## Tarefas escritas:
A – Responda às perguntas abaixo sobre o texto a respeito de Sammy Davis Jr.:
(i) De que movimento Sammy participou?
(ii) Quais dois artistas são citados como amigos de Sammy?
(iii) Segundo o autor do artigo citado, em que situação financeira morreu o original "Mr. Bojangles"?
B – Escreva a continuação do texto sobre Sammy Davis Jr. a partir do ponto em que ele termina.

## Texto fornecido:

▼▼▼

Mas Sammy continuou sua carreira, ele participou do movimento de direitos civis, e também criou laços de amizade com poderosos personagem do ramo, como Elvis Presley, e Frank Sinatra com quem trabalhou em várias ocasiões fazendo parte de seu círculo pessoal. Mesmo assim, e a despeito de seu enorme talento, é sabido que Sammy sempre foi inseguro pela maior parte de sua vida adulta. Sammy bebia demais e desenvolveu cirrose, viveu um período ligado na cocaína, e tentou o suicídio uma vez. Talvez, como sugere o artigo do site No Words, No Song, “'Mr Bojangles' — Sammy Davis Jr.”, ele tenha encontrado muito do personagem da letra da canção ecoando as suas próprias experiências e conflitos pessoais. O autor do artigo diz,

“Estou certo de que [Sammy] também estava canalizando um pouco do original Bill “Bojangles” Robinson quando ele cantava a canção. O original 'Mr. Bojangles' morreu sem um tostão apesar de ter sido um dos grandes artistas da sua geração. Um conto de cautela presente na mente de Sammy Davis Jr.”.

▲▲▲

## Extrato de dados:
▼▼▼

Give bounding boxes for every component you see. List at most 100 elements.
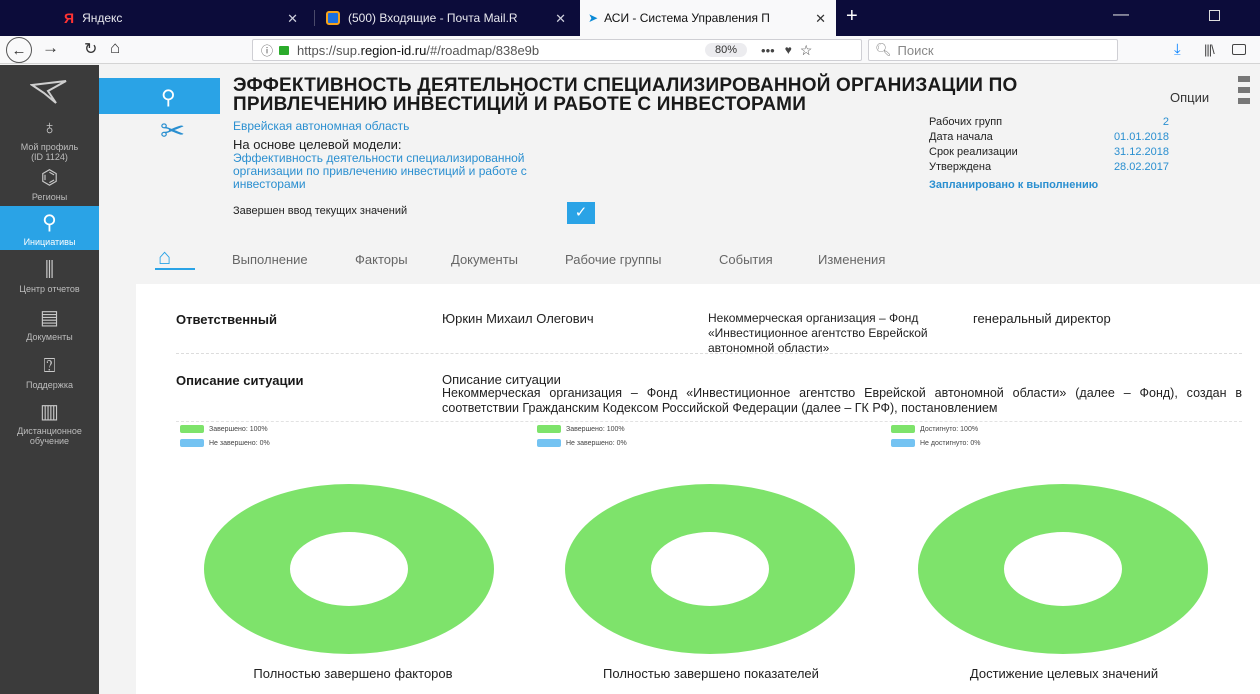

▲▲▲

## As respostas:
A –
(i) Do movimento de direitos civis.
(ii) Elvis Presley e Frank Sinatra.
(iii) Morreu sem um tostão.

B –
Muito embora a canção seja um conto de declínio e derrota de um artista de rua, a letra também mostra um jovem disposto a ouvir uma pessoa mais velha lhe contar sua vida e seus segredos, e ao mesmo tempo, mostra um jovem capaz de sentir empatia e de encontrar inspiração. Esta é a composição mais famosa de Jerry Jeff Walker, e talvez a única que a maioria das pessoas conhece de sua autoria. A letra de “Mr. Bojangles” reflete o medo que o ser humano sente de vir a ser esquecido.

Sammy, interpretando este número, encarnou tanto a canção bem como o próprio dançarino descrito na letra. Uma apresentação fantástica e emocionante que mostra o talento do grande artista que foi Sammy Davis Jr.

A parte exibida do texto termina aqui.